Set task:
Repeat the records below exactly as they appear.

--- START OF Material provided ---

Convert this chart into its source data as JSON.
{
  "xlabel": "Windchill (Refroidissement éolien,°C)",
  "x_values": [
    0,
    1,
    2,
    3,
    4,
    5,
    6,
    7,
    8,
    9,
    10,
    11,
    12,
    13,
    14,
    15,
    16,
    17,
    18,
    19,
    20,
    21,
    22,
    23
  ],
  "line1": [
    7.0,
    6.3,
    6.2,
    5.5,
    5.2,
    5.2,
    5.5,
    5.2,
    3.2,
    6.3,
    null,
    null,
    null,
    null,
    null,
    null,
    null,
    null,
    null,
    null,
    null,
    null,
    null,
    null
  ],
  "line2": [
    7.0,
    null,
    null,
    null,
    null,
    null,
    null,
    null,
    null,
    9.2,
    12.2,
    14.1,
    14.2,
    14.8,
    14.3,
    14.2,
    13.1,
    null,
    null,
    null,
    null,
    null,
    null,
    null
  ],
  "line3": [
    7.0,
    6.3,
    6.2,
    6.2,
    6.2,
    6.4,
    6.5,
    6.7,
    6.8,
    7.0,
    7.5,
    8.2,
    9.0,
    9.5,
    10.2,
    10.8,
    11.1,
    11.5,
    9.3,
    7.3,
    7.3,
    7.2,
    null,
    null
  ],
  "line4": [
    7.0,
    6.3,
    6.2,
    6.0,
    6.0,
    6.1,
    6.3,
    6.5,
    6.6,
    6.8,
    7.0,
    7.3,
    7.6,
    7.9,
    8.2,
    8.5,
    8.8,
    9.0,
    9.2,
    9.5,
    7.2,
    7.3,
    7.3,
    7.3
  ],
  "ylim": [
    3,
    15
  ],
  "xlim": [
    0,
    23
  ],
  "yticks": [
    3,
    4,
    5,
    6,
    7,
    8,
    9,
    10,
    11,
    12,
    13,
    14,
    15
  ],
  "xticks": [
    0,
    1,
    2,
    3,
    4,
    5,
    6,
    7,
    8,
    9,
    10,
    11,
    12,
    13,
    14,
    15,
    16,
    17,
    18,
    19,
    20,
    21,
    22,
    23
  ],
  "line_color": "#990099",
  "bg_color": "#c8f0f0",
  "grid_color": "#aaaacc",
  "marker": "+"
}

--- END OF Material provided ---

Answer to this exercise:
Convert this chart into its source data as JSON.
{
  "xlabel": "Windchill (Refroidissement éolien,°C)",
  "x_values": [
    0,
    1,
    2,
    3,
    4,
    5,
    6,
    7,
    8,
    9,
    10,
    11,
    12,
    13,
    14,
    15,
    16,
    17,
    18,
    19,
    20,
    21,
    22,
    23
  ],
  "line1": [
    7.0,
    6.3,
    6.2,
    5.5,
    5.2,
    5.2,
    5.5,
    5.2,
    3.2,
    6.3,
    null,
    null,
    null,
    null,
    null,
    null,
    null,
    null,
    null,
    null,
    null,
    null,
    null,
    null
  ],
  "line2": [
    7.0,
    null,
    null,
    null,
    null,
    null,
    null,
    null,
    null,
    9.2,
    12.2,
    14.1,
    14.2,
    14.8,
    14.3,
    14.2,
    13.1,
    null,
    null,
    null,
    null,
    null,
    null,
    null
  ],
  "line3": [
    7.0,
    6.3,
    6.2,
    6.2,
    6.2,
    6.4,
    6.5,
    6.7,
    6.8,
    7.0,
    7.5,
    8.2,
    9.0,
    9.5,
    10.2,
    10.8,
    11.1,
    11.5,
    9.3,
    7.3,
    7.3,
    7.2,
    null,
    null
  ],
  "line4": [
    7.0,
    6.3,
    6.2,
    6.0,
    6.0,
    6.1,
    6.3,
    6.5,
    6.6,
    6.8,
    7.0,
    7.3,
    7.6,
    7.9,
    8.2,
    8.5,
    8.8,
    9.0,
    9.2,
    9.5,
    7.2,
    7.3,
    7.3,
    7.3
  ],
  "ylim": [
    3,
    15
  ],
  "xlim": [
    0,
    23
  ],
  "yticks": [
    3,
    4,
    5,
    6,
    7,
    8,
    9,
    10,
    11,
    12,
    13,
    14,
    15
  ],
  "xticks": [
    0,
    1,
    2,
    3,
    4,
    5,
    6,
    7,
    8,
    9,
    10,
    11,
    12,
    13,
    14,
    15,
    16,
    17,
    18,
    19,
    20,
    21,
    22,
    23
  ],
  "line_color": "#990099",
  "bg_color": "#c8f0f0",
  "grid_color": "#aaaacc",
  "marker": "+"
}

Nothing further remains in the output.